In the listing below, locate the line containing "OCR this image." and copy it and every line after it through the end, exactly as written, leaving out any pictures.
================================
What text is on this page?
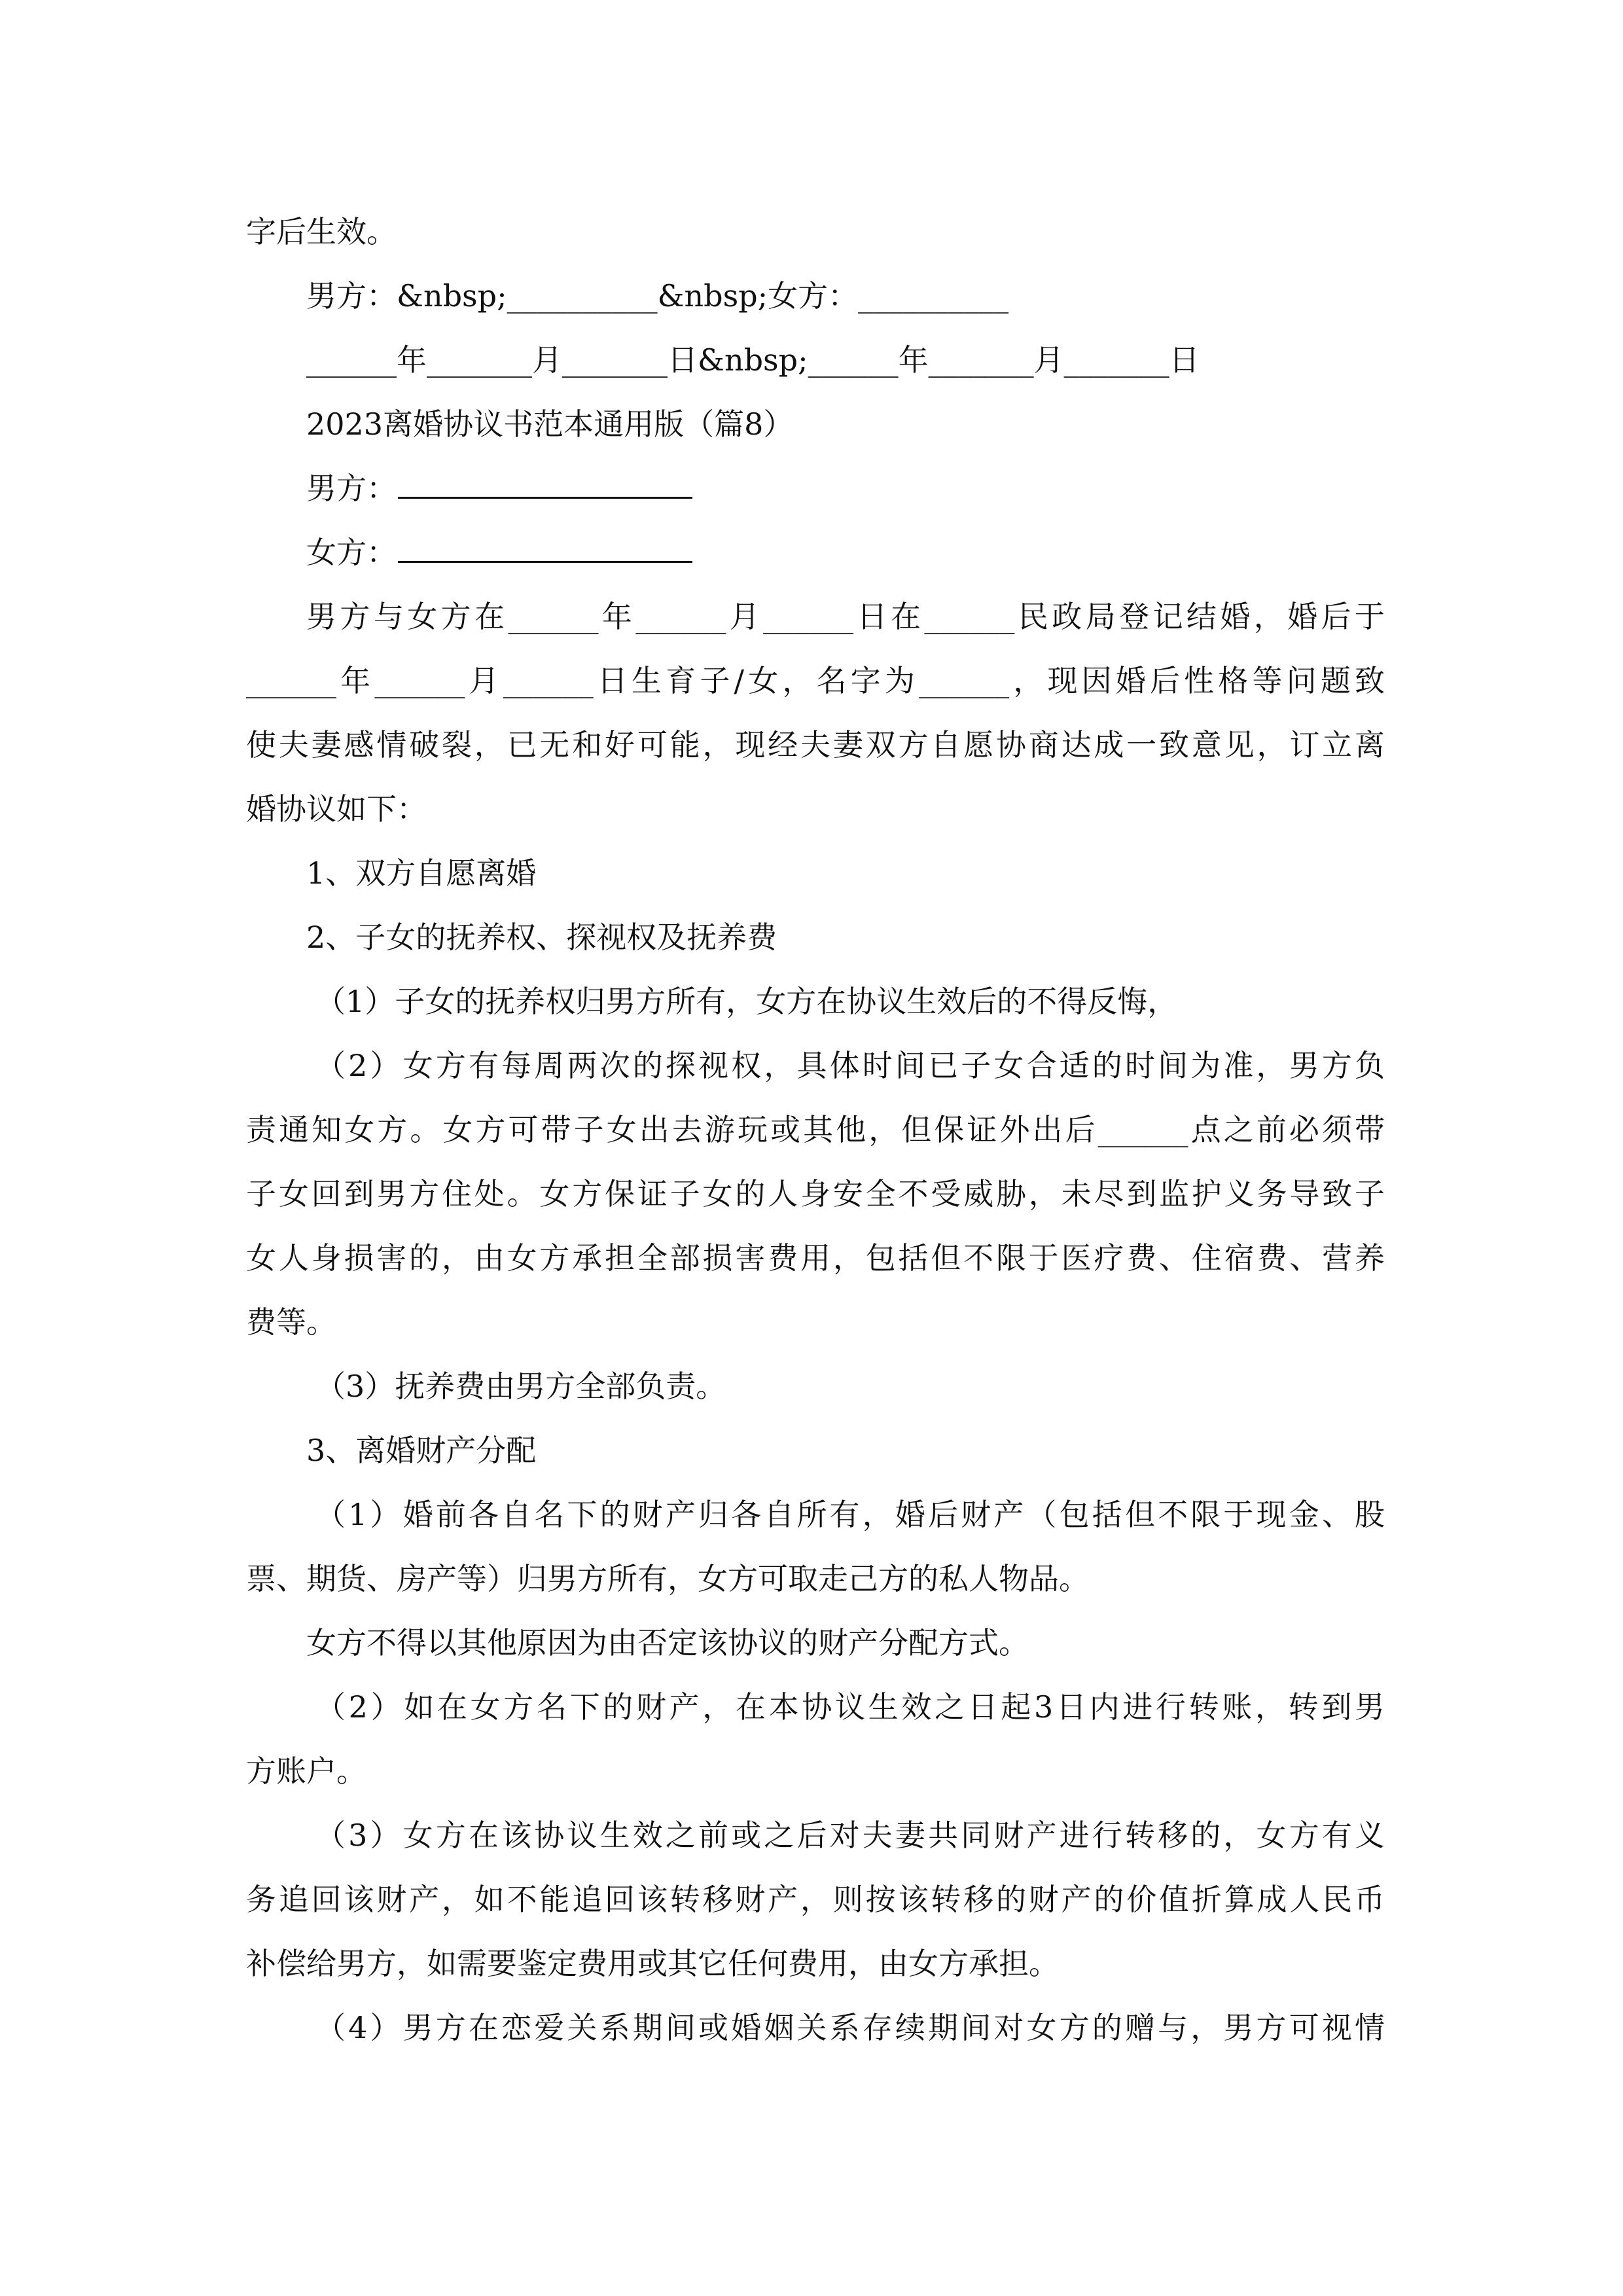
字后生效。

男方：&nbsp;__________&nbsp;女方：__________

______年_______月_______日&nbsp;______年_______月_______日

2023离婚协议书范本通用版（篇8）

男方：

女方：

男方与女方在______年______月______日在______民政局登记结婚，婚后于

______年______月______日生育子/女，名字为______，现因婚后性格等问题致

使夫妻感情破裂，已无和好可能，现经夫妻双方自愿协商达成一致意见，订立离

婚协议如下：

1、双方自愿离婚

2、子女的抚养权、探视权及抚养费

（1）子女的抚养权归男方所有，女方在协议生效后的不得反悔，

（2）女方有每周两次的探视权，具体时间已子女合适的时间为准，男方负

责通知女方。女方可带子女出去游玩或其他，但保证外出后______点之前必须带

子女回到男方住处。女方保证子女的人身安全不受威胁，未尽到监护义务导致子

女人身损害的，由女方承担全部损害费用，包括但不限于医疗费、住宿费、营养

费等。

（3）抚养费由男方全部负责。

3、离婚财产分配

（1）婚前各自名下的财产归各自所有，婚后财产（包括但不限于现金、股

票、期货、房产等）归男方所有，女方可取走己方的私人物品。

女方不得以其他原因为由否定该协议的财产分配方式。

（2）如在女方名下的财产，在本协议生效之日起3日内进行转账，转到男

方账户。

（3）女方在该协议生效之前或之后对夫妻共同财产进行转移的，女方有义

务追回该财产，如不能追回该转移财产，则按该转移的财产的价值折算成人民币

补偿给男方，如需要鉴定费用或其它任何费用，由女方承担。

（4）男方在恋爱关系期间或婚姻关系存续期间对女方的赠与，男方可视情
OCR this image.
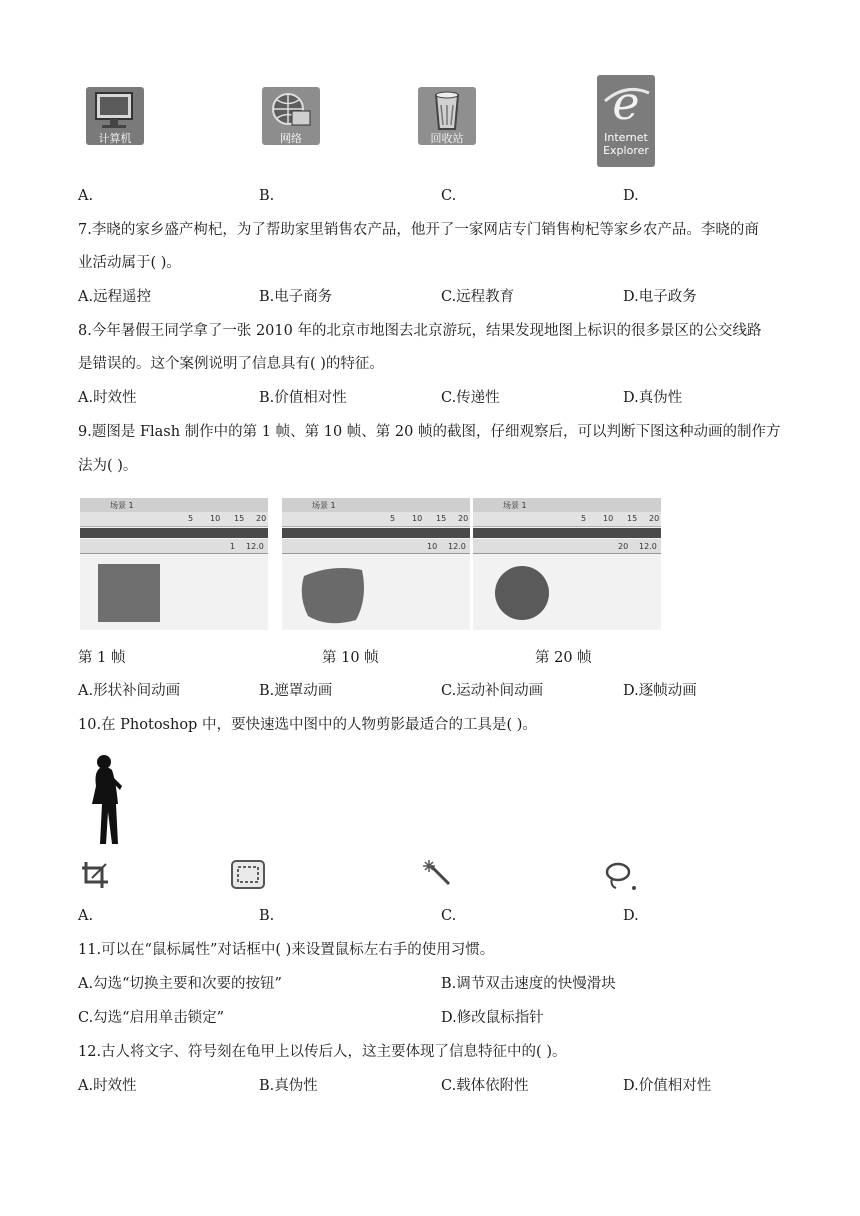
计算机	网络	回收站
e
Internet
Explorer
A.	B.	C.	D.
7.李晓的家乡盛产枸杞，为了帮助家里销售农产品，他开了一家网店专门销售枸杞等家乡农产品。李晓的商
业活动属于( )。
A.远程遥控	B.电子商务	C.远程教育	D.电子政务
8.今年暑假王同学拿了一张 2010 年的北京市地图去北京游玩，结果发现地图上标识的很多景区的公交线路
是错误的。这个案例说明了信息具有( )的特征。
A.时效性	B.价值相对性	C.传递性	D.真伪性
9.题图是 Flash 制作中的第 1 帧、第 10 帧、第 20 帧的截图，仔细观察后，可以判断下图这种动画的制作方
法为( )。
场景 1
5 10 15 20
1 12.0
场景 1
5 10 15 20
10 12.0
场景 1
5 10 15 20
20 12.0
第 1 帧	第 10 帧	第 20 帧
A.形状补间动画	B.遮罩动画	C.运动补间动画	D.逐帧动画
10.在 Photoshop 中，要快速选中图中的人物剪影最适合的工具是( )。
A.	B.	C.	D.
11.可以在“鼠标属性”对话框中( )来设置鼠标左右手的使用习惯。
A.勾选“切换主要和次要的按钮”	B.调节双击速度的快慢滑块
C.勾选“启用单击锁定”	D.修改鼠标指针
12.古人将文字、符号刻在龟甲上以传后人，这主要体现了信息特征中的( )。
A.时效性	B.真伪性	C.载体依附性	D.价值相对性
================================
*Worked answer*:
OCR this image.
计算机	网络	回收站
e
Internet
Explorer
A.	B.	C.	D.
7.李晓的家乡盛产枸杞，为了帮助家里销售农产品，他开了一家网店专门销售枸杞等家乡农产品。李晓的商
业活动属于( )。
A.远程遥控	B.电子商务	C.远程教育	D.电子政务
8.今年暑假王同学拿了一张 2010 年的北京市地图去北京游玩，结果发现地图上标识的很多景区的公交线路
是错误的。这个案例说明了信息具有( )的特征。
A.时效性	B.价值相对性	C.传递性	D.真伪性
9.题图是 Flash 制作中的第 1 帧、第 10 帧、第 20 帧的截图，仔细观察后，可以判断下图这种动画的制作方
法为( )。
场景 1
5 10 15 20
1 12.0
场景 1
5 10 15 20
10 12.0
场景 1
5 10 15 20
20 12.0
第 1 帧	第 10 帧	第 20 帧
A.形状补间动画	B.遮罩动画	C.运动补间动画	D.逐帧动画
10.在 Photoshop 中，要快速选中图中的人物剪影最适合的工具是( )。
A.	B.	C.	D.
11.可以在“鼠标属性”对话框中( )来设置鼠标左右手的使用习惯。
A.勾选“切换主要和次要的按钮”	B.调节双击速度的快慢滑块
C.勾选“启用单击锁定”	D.修改鼠标指针
12.古人将文字、符号刻在龟甲上以传后人，这主要体现了信息特征中的( )。
A.时效性	B.真伪性	C.载体依附性	D.价值相对性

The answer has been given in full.